# SET EXERCISE:
Gather every line in the records below that contains the word "name".

[Figure dataset records]
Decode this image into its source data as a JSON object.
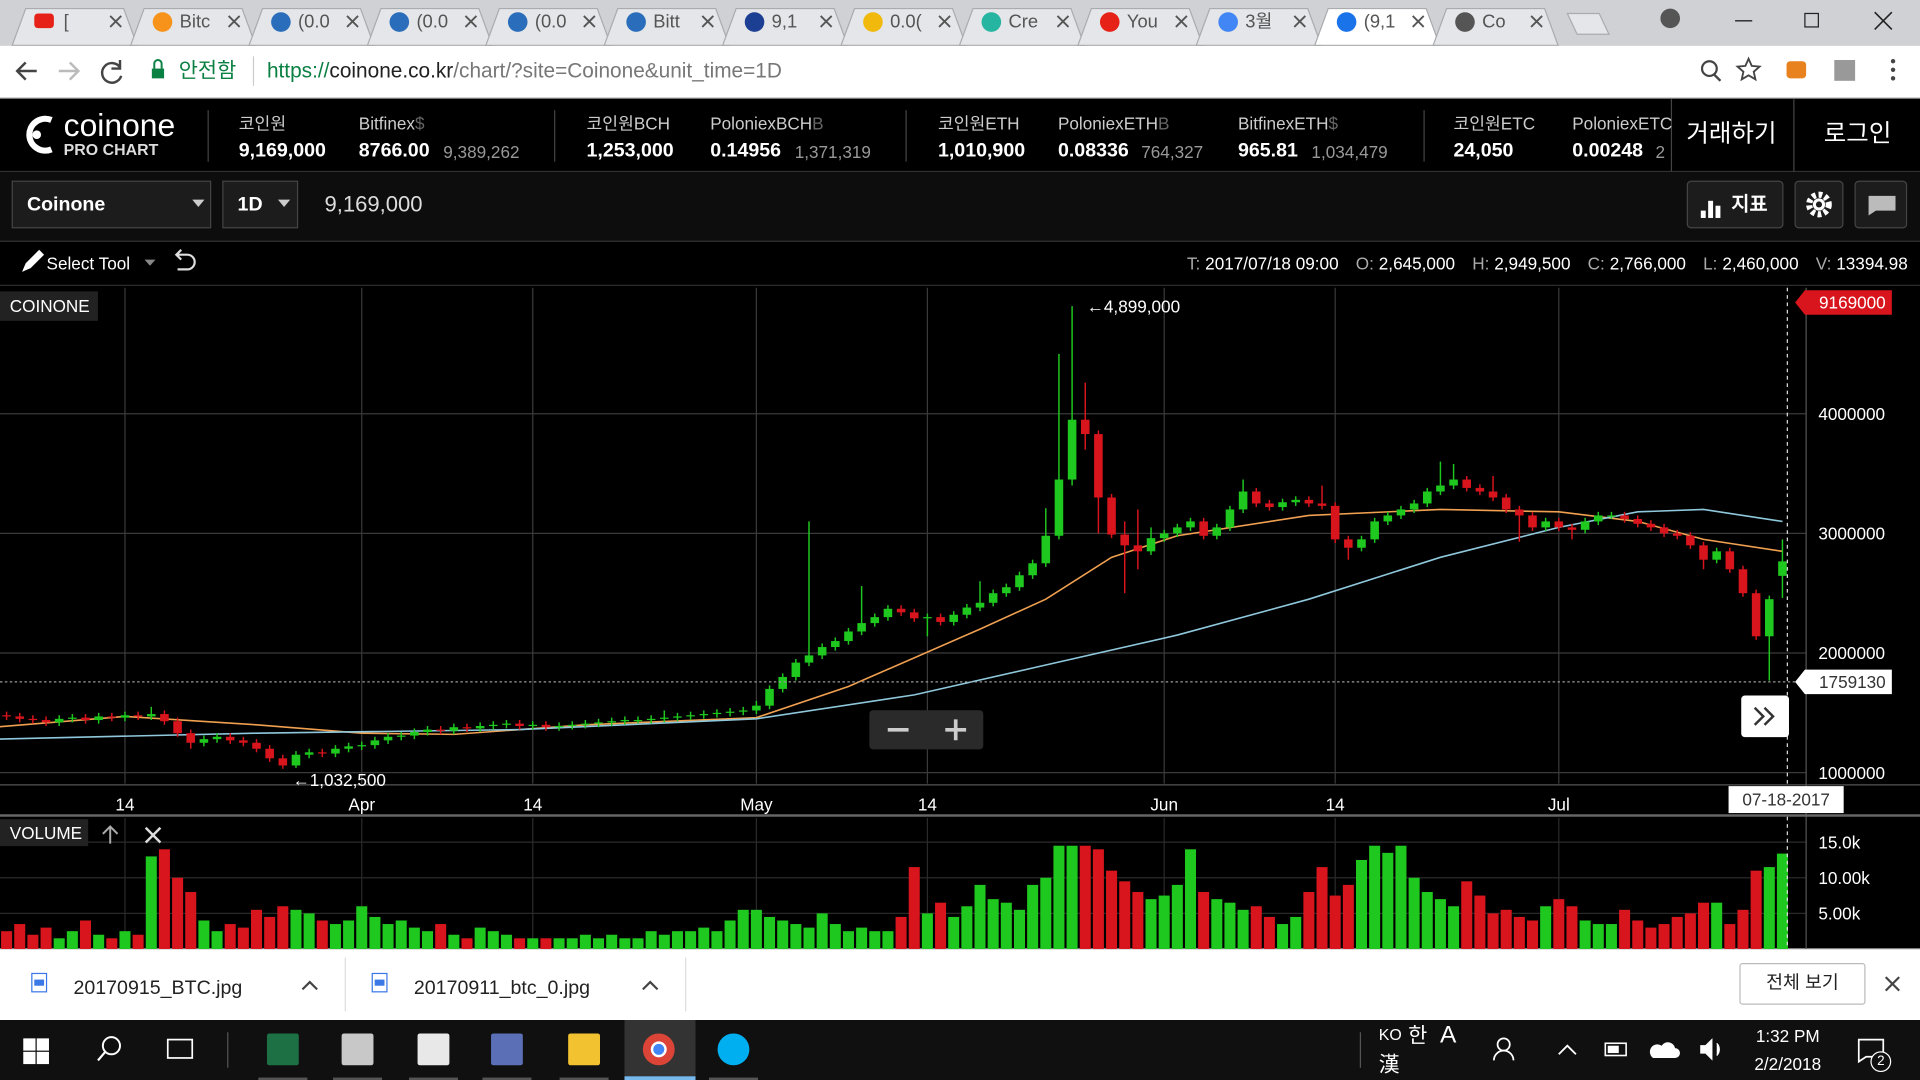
{
  "browser": {
    "tabs": [
      "[",
      "Bitc",
      "(0.0",
      "(0.0",
      "(0.0",
      "Bitt",
      "9,1",
      "0.0(",
      "Cre",
      "You",
      "3월",
      "(9,1",
      "Co"
    ],
    "secure_label": "안전함",
    "url_scheme": "https://",
    "url_host": "coinone.co.kr",
    "url_path": "/chart/?site=Coinone&unit_time=1D"
  },
  "header": {
    "logo": "coinone",
    "sublogo": "PRO CHART",
    "tickers": [
      {
        "name": "코인원",
        "price": "9,169,000"
      },
      {
        "name": "Bitfinex",
        "unit": "$",
        "price": "8766.00",
        "alt": "9,389,262"
      },
      {
        "name": "코인원BCH",
        "price": "1,253,000"
      },
      {
        "name": "PoloniexBCH",
        "unit": "B",
        "price": "0.14956",
        "alt": "1,371,319"
      },
      {
        "name": "코인원ETH",
        "price": "1,010,900"
      },
      {
        "name": "PoloniexETH",
        "unit": "B",
        "price": "0.08336",
        "alt": "764,327"
      },
      {
        "name": "BitfinexETH",
        "unit": "$",
        "price": "965.81",
        "alt": "1,034,479"
      },
      {
        "name": "코인원ETC",
        "price": "24,050"
      },
      {
        "name": "PoloniexETC",
        "price": "0.00248",
        "alt": "2"
      }
    ],
    "trade": "거래하기",
    "login": "로그인"
  },
  "toolbar": {
    "exchange": "Coinone",
    "interval": "1D",
    "price": "9,169,000",
    "indicator": "지표"
  },
  "tools": {
    "select": "Select Tool",
    "info": [
      {
        "key": "T:",
        "value": "2017/07/18 09:00"
      },
      {
        "key": "O:",
        "value": "2,645,000"
      },
      {
        "key": "H:",
        "value": "2,949,500"
      },
      {
        "key": "C:",
        "value": "2,766,000"
      },
      {
        "key": "L:",
        "value": "2,460,000"
      },
      {
        "key": "V:",
        "value": "13394.98"
      }
    ]
  },
  "chart_data": {
    "type": "candlestick",
    "legend": "COINONE",
    "volume_label": "VOLUME",
    "up_color": "#1fc81f",
    "down_color": "#d8141c",
    "xlim": [
      0.5,
      137.8
    ],
    "xticks": [
      {
        "value": 10,
        "label": "14"
      },
      {
        "value": 28,
        "label": "Apr"
      },
      {
        "value": 41,
        "label": "14"
      },
      {
        "value": 58,
        "label": "May"
      },
      {
        "value": 71,
        "label": "14"
      },
      {
        "value": 89,
        "label": "Jun"
      },
      {
        "value": 102,
        "label": "14"
      },
      {
        "value": 119,
        "label": "Jul"
      }
    ],
    "ylim": [
      908000,
      5053000
    ],
    "yticks": [
      1000000,
      2000000,
      3000000,
      4000000
    ],
    "grid": true,
    "open": [
      1470000,
      1480000,
      1470000,
      1450000,
      1440000,
      1420000,
      1450000,
      1460000,
      1440000,
      1470000,
      1460000,
      1480000,
      1470000,
      1490000,
      1430000,
      1330000,
      1250000,
      1280000,
      1300000,
      1270000,
      1250000,
      1200000,
      1120000,
      1060000,
      1150000,
      1170000,
      1160000,
      1200000,
      1220000,
      1230000,
      1270000,
      1300000,
      1310000,
      1340000,
      1360000,
      1350000,
      1380000,
      1370000,
      1390000,
      1400000,
      1410000,
      1390000,
      1400000,
      1380000,
      1390000,
      1400000,
      1410000,
      1420000,
      1430000,
      1440000,
      1440000,
      1450000,
      1460000,
      1470000,
      1480000,
      1490000,
      1500000,
      1510000,
      1520000,
      1560000,
      1700000,
      1800000,
      1920000,
      1980000,
      2050000,
      2100000,
      2180000,
      2250000,
      2300000,
      2370000,
      2340000,
      2290000,
      2300000,
      2260000,
      2320000,
      2380000,
      2420000,
      2500000,
      2550000,
      2650000,
      2750000,
      2980000,
      3450000,
      3950000,
      3830000,
      3300000,
      2990000,
      2900000,
      2850000,
      2960000,
      3000000,
      3050000,
      3100000,
      2980000,
      3050000,
      3200000,
      3350000,
      3250000,
      3220000,
      3260000,
      3280000,
      3250000,
      3230000,
      2950000,
      2880000,
      2950000,
      3100000,
      3150000,
      3200000,
      3250000,
      3350000,
      3400000,
      3450000,
      3380000,
      3350000,
      3300000,
      3200000,
      3150000,
      3050000,
      3100000,
      3050000,
      3030000,
      3100000,
      3150000,
      3150000,
      3120000,
      3080000,
      3050000,
      3000000,
      2980000,
      2900000,
      2780000,
      2850000,
      2700000,
      2500000,
      2140000,
      2645000
    ],
    "high": [
      1510000,
      1510000,
      1500000,
      1480000,
      1470000,
      1480000,
      1490000,
      1490000,
      1500000,
      1500000,
      1510000,
      1510000,
      1550000,
      1520000,
      1460000,
      1360000,
      1310000,
      1330000,
      1330000,
      1300000,
      1280000,
      1230000,
      1150000,
      1180000,
      1200000,
      1200000,
      1230000,
      1250000,
      1260000,
      1300000,
      1330000,
      1340000,
      1370000,
      1390000,
      1390000,
      1410000,
      1410000,
      1420000,
      1430000,
      1440000,
      1440000,
      1430000,
      1430000,
      1420000,
      1430000,
      1440000,
      1450000,
      1460000,
      1470000,
      1470000,
      1480000,
      1520000,
      1500000,
      1510000,
      1520000,
      1530000,
      1540000,
      1550000,
      1600000,
      1730000,
      1830000,
      1950000,
      3100000,
      2080000,
      2130000,
      2210000,
      2560000,
      2330000,
      2400000,
      2400000,
      2370000,
      2330000,
      2330000,
      2350000,
      2410000,
      2600000,
      2530000,
      2580000,
      2680000,
      2780000,
      3210000,
      4500000,
      4899000,
      4260000,
      3860000,
      3330000,
      3100000,
      3200000,
      3050000,
      3030000,
      3080000,
      3130000,
      3130000,
      3080000,
      3230000,
      3450000,
      3380000,
      3280000,
      3290000,
      3310000,
      3310000,
      3400000,
      3260000,
      2980000,
      2980000,
      3130000,
      3180000,
      3230000,
      3280000,
      3380000,
      3600000,
      3580000,
      3480000,
      3410000,
      3480000,
      3330000,
      3230000,
      3180000,
      3130000,
      3130000,
      3080000,
      3130000,
      3180000,
      3180000,
      3180000,
      3150000,
      3110000,
      3080000,
      3030000,
      3010000,
      2930000,
      2880000,
      2880000,
      2730000,
      2530000,
      2480000,
      2949500
    ],
    "low": [
      1440000,
      1440000,
      1420000,
      1410000,
      1390000,
      1390000,
      1420000,
      1410000,
      1410000,
      1430000,
      1430000,
      1440000,
      1440000,
      1400000,
      1300000,
      1200000,
      1220000,
      1250000,
      1240000,
      1220000,
      1170000,
      1090000,
      1032500,
      1040000,
      1120000,
      1130000,
      1130000,
      1170000,
      1190000,
      1200000,
      1240000,
      1270000,
      1280000,
      1310000,
      1320000,
      1320000,
      1340000,
      1340000,
      1360000,
      1370000,
      1360000,
      1360000,
      1350000,
      1350000,
      1360000,
      1370000,
      1380000,
      1390000,
      1400000,
      1410000,
      1410000,
      1420000,
      1430000,
      1440000,
      1450000,
      1460000,
      1470000,
      1480000,
      1490000,
      1530000,
      1670000,
      1770000,
      1890000,
      1950000,
      2020000,
      2070000,
      2150000,
      2220000,
      2270000,
      2310000,
      2260000,
      2140000,
      2230000,
      2230000,
      2290000,
      2350000,
      2390000,
      2470000,
      2520000,
      2620000,
      2720000,
      2950000,
      3400000,
      3700000,
      3000000,
      2960000,
      2500000,
      2700000,
      2820000,
      2930000,
      2970000,
      3020000,
      2950000,
      2950000,
      3020000,
      3170000,
      3220000,
      3190000,
      3190000,
      3230000,
      3220000,
      3200000,
      2920000,
      2780000,
      2850000,
      2920000,
      3070000,
      3120000,
      3170000,
      3220000,
      3320000,
      3370000,
      3350000,
      3320000,
      3270000,
      3170000,
      2930000,
      3020000,
      3020000,
      3020000,
      2950000,
      3000000,
      3070000,
      3120000,
      3090000,
      3050000,
      3020000,
      2970000,
      2950000,
      2870000,
      2700000,
      2750000,
      2670000,
      2470000,
      2110000,
      1770000,
      2460000
    ],
    "close": [
      1480000,
      1470000,
      1450000,
      1440000,
      1420000,
      1450000,
      1460000,
      1440000,
      1470000,
      1460000,
      1480000,
      1470000,
      1490000,
      1430000,
      1330000,
      1250000,
      1280000,
      1300000,
      1270000,
      1250000,
      1200000,
      1120000,
      1060000,
      1150000,
      1170000,
      1160000,
      1200000,
      1220000,
      1230000,
      1270000,
      1300000,
      1310000,
      1340000,
      1360000,
      1350000,
      1380000,
      1370000,
      1390000,
      1400000,
      1410000,
      1390000,
      1400000,
      1380000,
      1390000,
      1400000,
      1410000,
      1420000,
      1430000,
      1440000,
      1440000,
      1450000,
      1460000,
      1470000,
      1480000,
      1490000,
      1500000,
      1510000,
      1520000,
      1560000,
      1700000,
      1800000,
      1920000,
      1980000,
      2050000,
      2100000,
      2180000,
      2250000,
      2300000,
      2370000,
      2340000,
      2290000,
      2300000,
      2260000,
      2320000,
      2380000,
      2420000,
      2500000,
      2550000,
      2650000,
      2750000,
      2980000,
      3450000,
      3950000,
      3830000,
      3300000,
      2990000,
      2900000,
      2850000,
      2960000,
      3000000,
      3050000,
      3100000,
      2980000,
      3050000,
      3200000,
      3350000,
      3250000,
      3220000,
      3260000,
      3280000,
      3250000,
      3230000,
      2950000,
      2880000,
      2950000,
      3100000,
      3150000,
      3200000,
      3250000,
      3350000,
      3400000,
      3450000,
      3380000,
      3350000,
      3300000,
      3200000,
      3150000,
      3050000,
      3100000,
      3050000,
      3030000,
      3100000,
      3150000,
      3150000,
      3120000,
      3080000,
      3050000,
      3000000,
      2980000,
      2900000,
      2780000,
      2850000,
      2700000,
      2500000,
      2140000,
      2450000,
      2766000
    ],
    "series": [
      {
        "color": "#f0a050",
        "x": [
          0,
          10,
          20,
          28,
          35,
          45,
          58,
          65,
          75,
          80,
          85,
          90,
          100,
          110,
          119,
          125,
          130,
          136
        ],
        "values": [
          1380000,
          1470000,
          1400000,
          1330000,
          1320000,
          1400000,
          1460000,
          1720000,
          2200000,
          2450000,
          2800000,
          2980000,
          3150000,
          3200000,
          3180000,
          3100000,
          2950000,
          2850000
        ]
      },
      {
        "color": "#8fc8dc",
        "x": [
          0,
          20,
          40,
          58,
          70,
          80,
          90,
          100,
          110,
          119,
          125,
          130,
          136
        ],
        "values": [
          1280000,
          1330000,
          1360000,
          1450000,
          1650000,
          1900000,
          2150000,
          2450000,
          2800000,
          3050000,
          3180000,
          3200000,
          3100000
        ]
      }
    ],
    "annotations": [
      "←4,899,000",
      "←1,032,500"
    ],
    "last_price": 9169000,
    "crosshair_price": 1759130,
    "crosshair_date": "07-18-2017",
    "volume": [
      1500,
      2500,
      3500,
      2000,
      3000,
      1500,
      2500,
      4000,
      2000,
      1500,
      2500,
      2000,
      13000,
      14000,
      10000,
      8000,
      4000,
      2500,
      3500,
      3000,
      5500,
      4500,
      6000,
      5500,
      5000,
      4000,
      3500,
      4000,
      6000,
      4500,
      3500,
      4000,
      3000,
      2500,
      3500,
      2000,
      1500,
      3000,
      2500,
      2000,
      1500,
      1500,
      1500,
      1500,
      1500,
      2000,
      1500,
      2000,
      1500,
      1500,
      2500,
      2000,
      2500,
      2500,
      3000,
      2500,
      4000,
      5500,
      5500,
      4500,
      4000,
      3500,
      3000,
      5000,
      3500,
      2500,
      3000,
      2500,
      2500,
      4500,
      11500,
      5000,
      6500,
      4500,
      6000,
      9000,
      7000,
      6500,
      5500,
      9000,
      10000,
      14500,
      14500,
      14500,
      14000,
      11000,
      9500,
      8000,
      7000,
      7500,
      9000,
      14000,
      8000,
      7000,
      6500,
      5500,
      6000,
      4500,
      3500,
      4500,
      8000,
      11500,
      7500,
      9000,
      12500,
      14500,
      13500,
      14500,
      10000,
      8000,
      7000,
      6000,
      9500,
      7500,
      5000,
      5500,
      4500,
      4000,
      6000,
      7000,
      6000,
      4000,
      3500,
      3500,
      5500,
      4000,
      3000,
      3500,
      4500,
      5000,
      6500,
      6500,
      3500,
      5500,
      11000,
      11500,
      13394.98
    ],
    "volume_ylim": [
      0,
      18400
    ],
    "volume_yticks": [
      {
        "value": 5000,
        "label": "5.00k"
      },
      {
        "value": 10000,
        "label": "10.00k"
      },
      {
        "value": 15000,
        "label": "15.0k"
      }
    ]
  },
  "downloads": {
    "files": [
      "20170915_BTC.jpg",
      "20170911_btc_0.jpg"
    ],
    "show_all": "전체 보기"
  },
  "taskbar": {
    "lang": "KO",
    "ime": "한",
    "mode": "A",
    "hanja": "漢",
    "time": "1:32 PM",
    "date": "2/2/2018",
    "notifications": "2"
  }
}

# FINAL ANSWER:
        "name": "코인원",
        "name": "Bitfinex",
        "name": "코인원BCH",
        "name": "PoloniexBCH",
        "name": "코인원ETH",
        "name": "PoloniexETH",
        "name": "BitfinexETH",
        "name": "코인원ETC",
        "name": "PoloniexETC",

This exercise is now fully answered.